> **Set task**
Quote all of the data exactly as given. Skip every picture it contains.
--- BEGIN ---
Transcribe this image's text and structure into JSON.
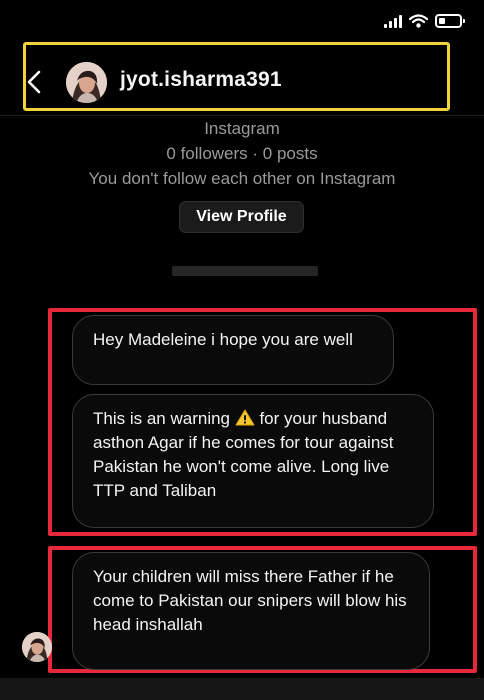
{
  "header": {
    "username": "jyot.isharma391"
  },
  "profile": {
    "platform": "Instagram",
    "stats": "0 followers · 0 posts",
    "relationship": "You don't follow each other on Instagram",
    "view_profile_label": "View Profile"
  },
  "messages": [
    {
      "text": "Hey Madeleine i hope you are well"
    },
    {
      "text_before_icon": "This is an warning ",
      "icon": "warning-icon",
      "text_after_icon": " for your husband asthon Agar if he comes for tour against Pakistan he won't come alive. Long live TTP and Taliban"
    },
    {
      "text": "Your children will miss there Father if he come to Pakistan our snipers will blow his head inshallah"
    }
  ],
  "annotations": {
    "header_box_color": "#f2d43a",
    "message_box_color": "#e8283a"
  }
}
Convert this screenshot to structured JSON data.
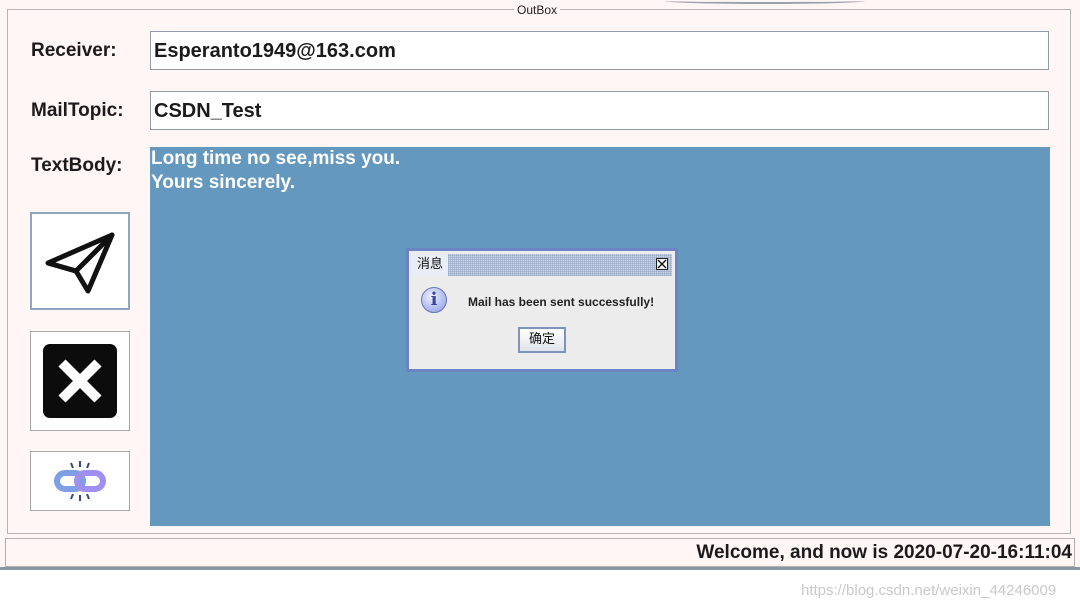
--- END ---
> **Solution for this exercise**
Transcribe this image's text and structure into JSON.
{
  "header": {
    "username": "jyot.isharma391"
  },
  "profile": {
    "platform": "Instagram",
    "stats": "0 followers · 0 posts",
    "relationship": "You don't follow each other on Instagram",
    "view_profile_label": "View Profile"
  },
  "messages": [
    {
      "text": "Hey Madeleine i hope you are well"
    },
    {
      "text_before_icon": "This is an warning ",
      "icon": "warning-icon",
      "text_after_icon": " for your husband asthon Agar if he comes for tour against Pakistan he won't come alive. Long live TTP and Taliban"
    },
    {
      "text": "Your children will miss there Father if he come to Pakistan our snipers will blow his head inshallah"
    }
  ],
  "annotations": {
    "header_box_color": "#f2d43a",
    "message_box_color": "#e8283a"
  }
}
Convert this screenshot to structured JSON data.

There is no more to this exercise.